>> BEGIN Input records

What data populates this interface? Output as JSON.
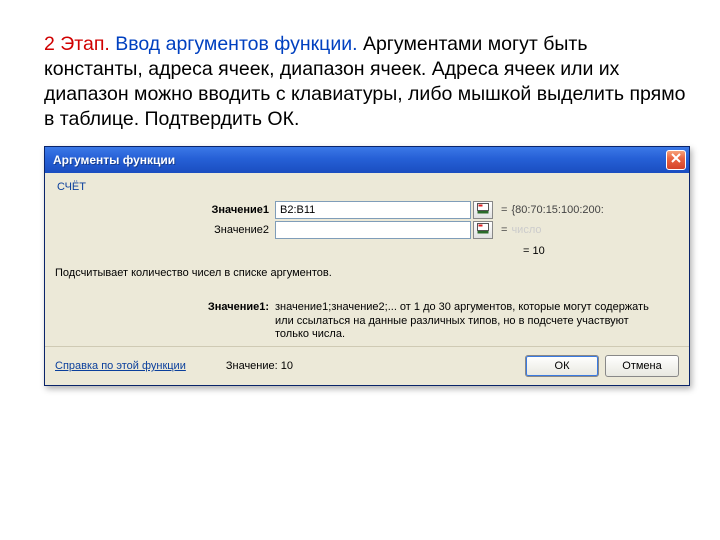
{
  "instruction": {
    "step_label": "2 Этап.",
    "subtitle": "Ввод аргументов функции.",
    "body": " Аргументами могут быть константы, адреса ячеек, диапазон ячеек. Адреса ячеек или их диапазон можно вводить с клавиатуры, либо мышкой выделить прямо в таблице. Подтвердить ОК."
  },
  "dialog": {
    "title": "Аргументы функции",
    "fn_name": "СЧЁТ",
    "args": [
      {
        "label": "Значение1",
        "value": "B2:B11",
        "preview_prefix": "=",
        "preview": "{80:70:15:100:200:",
        "bold": true
      },
      {
        "label": "Значение2",
        "value": "",
        "preview_prefix": "=",
        "preview": "",
        "ghost": "число",
        "bold": false
      }
    ],
    "result_prefix": "=",
    "result": "10",
    "description": "Подсчитывает количество чисел в списке аргументов.",
    "param_name": "Значение1:",
    "param_desc": "значение1;значение2;... от 1 до 30 аргументов, которые могут содержать или ссылаться на данные различных типов, но в подсчете участвуют только числа.",
    "help_link": "Справка по этой функции",
    "footer_label": "Значение:",
    "footer_value": "10",
    "ok": "ОК",
    "cancel": "Отмена"
  }
}
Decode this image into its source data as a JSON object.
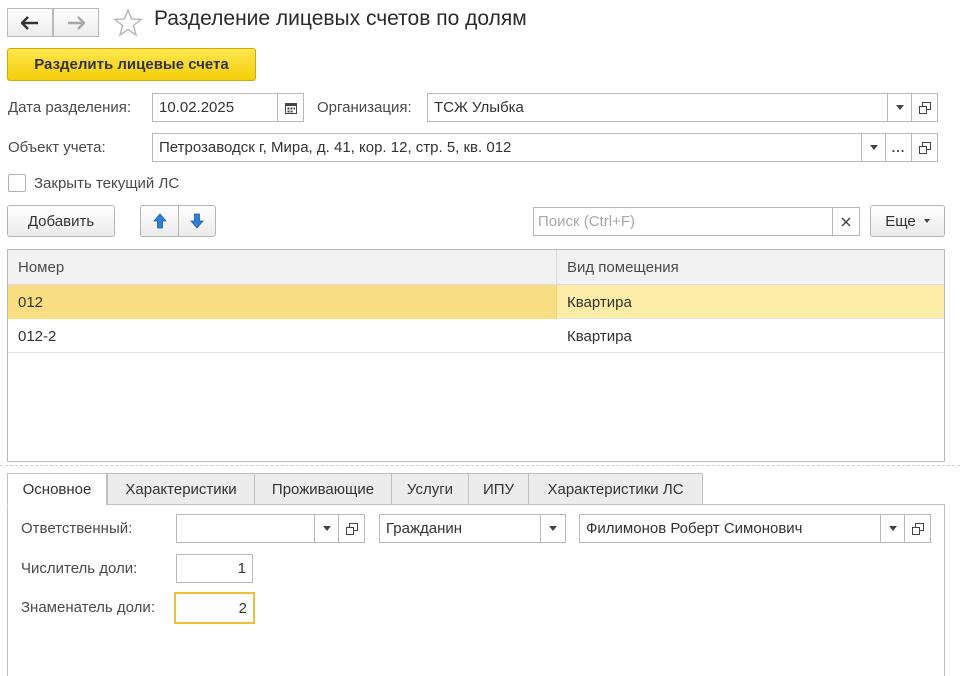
{
  "window": {
    "title": "Разделение лицевых счетов по долям"
  },
  "toolbar": {
    "main_action_label": "Разделить лицевые счета"
  },
  "form": {
    "date_label": "Дата разделения:",
    "date_value": "10.02.2025",
    "org_label": "Организация:",
    "org_value": "ТСЖ Улыбка",
    "object_label": "Объект учета:",
    "object_value": "Петрозаводск г, Мира, д. 41, кор. 12, стр. 5, кв. 012",
    "object_more": "...",
    "close_label": "Закрыть текущий ЛС",
    "close_checked": false
  },
  "table_toolbar": {
    "add_label": "Добавить",
    "search_placeholder": "Поиск (Ctrl+F)",
    "more_label": "Еще"
  },
  "table": {
    "columns": [
      "Номер",
      "Вид помещения"
    ],
    "rows": [
      {
        "number": "012",
        "type": "Квартира",
        "selected": true
      },
      {
        "number": "012-2",
        "type": "Квартира",
        "selected": false
      }
    ]
  },
  "tabs": [
    {
      "label": "Основное",
      "active": true
    },
    {
      "label": "Характеристики",
      "active": false
    },
    {
      "label": "Проживающие",
      "active": false
    },
    {
      "label": "Услуги",
      "active": false
    },
    {
      "label": "ИПУ",
      "active": false
    },
    {
      "label": "Характеристики ЛС",
      "active": false
    }
  ],
  "details": {
    "responsible_label": "Ответственный:",
    "responsible_value": "",
    "person_type": "Гражданин",
    "person_name": "Филимонов Роберт Симонович",
    "numerator_label": "Числитель доли:",
    "numerator_value": "1",
    "denominator_label": "Знаменатель доли:",
    "denominator_value": "2"
  },
  "colors": {
    "main_button": "#f5ce0a",
    "selected_row": "#fbeca8",
    "focus_border": "#f0c030",
    "arrow_blue": "#2f7fd6"
  }
}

>> END Input records

**Exercise description**
Which lines of the material contain the string "data"? List each of them.

**Task output**
What data populates this interface? Output as JSON.
Decode this image into its source data as a JSON object.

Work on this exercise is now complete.